(Stored records)

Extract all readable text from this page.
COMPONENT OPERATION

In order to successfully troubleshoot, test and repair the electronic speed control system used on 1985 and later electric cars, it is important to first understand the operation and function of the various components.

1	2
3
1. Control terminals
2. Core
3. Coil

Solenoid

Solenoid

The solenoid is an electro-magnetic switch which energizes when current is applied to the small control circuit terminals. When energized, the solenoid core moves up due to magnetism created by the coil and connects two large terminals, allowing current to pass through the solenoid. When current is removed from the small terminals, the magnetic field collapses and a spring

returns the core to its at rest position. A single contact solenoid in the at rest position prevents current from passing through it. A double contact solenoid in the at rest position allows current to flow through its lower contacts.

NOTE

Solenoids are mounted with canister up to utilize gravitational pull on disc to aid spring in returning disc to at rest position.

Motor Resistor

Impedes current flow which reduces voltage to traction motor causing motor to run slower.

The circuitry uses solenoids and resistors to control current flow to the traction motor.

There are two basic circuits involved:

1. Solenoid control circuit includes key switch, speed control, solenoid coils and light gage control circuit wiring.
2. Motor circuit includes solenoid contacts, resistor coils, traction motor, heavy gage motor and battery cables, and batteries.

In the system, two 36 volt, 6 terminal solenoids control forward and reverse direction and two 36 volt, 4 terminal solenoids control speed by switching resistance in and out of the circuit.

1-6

= GOAL OF THE EXERCISE =
Output the whole listing above again, word for word.

= REPLY TO THE TASK =
Extract all readable text from this page.
COMPONENT OPERATION

In order to successfully troubleshoot, test and repair the electronic speed control system used on 1985 and later electric cars, it is important to first understand the operation and function of the various components.

1	2
3
1. Control terminals
2. Core
3. Coil

Solenoid

Solenoid

The solenoid is an electro-magnetic switch which energizes when current is applied to the small control circuit terminals. When energized, the solenoid core moves up due to magnetism created by the coil and connects two large terminals, allowing current to pass through the solenoid. When current is removed from the small terminals, the magnetic field collapses and a spring

returns the core to its at rest position. A single contact solenoid in the at rest position prevents current from passing through it. A double contact solenoid in the at rest position allows current to flow through its lower contacts.

NOTE

Solenoids are mounted with canister up to utilize gravitational pull on disc to aid spring in returning disc to at rest position.

Motor Resistor

Impedes current flow which reduces voltage to traction motor causing motor to run slower.

The circuitry uses solenoids and resistors to control current flow to the traction motor.

There are two basic circuits involved:

1. Solenoid control circuit includes key switch, speed control, solenoid coils and light gage control circuit wiring.
2. Motor circuit includes solenoid contacts, resistor coils, traction motor, heavy gage motor and battery cables, and batteries.

In the system, two 36 volt, 6 terminal solenoids control forward and reverse direction and two 36 volt, 4 terminal solenoids control speed by switching resistance in and out of the circuit.

1-6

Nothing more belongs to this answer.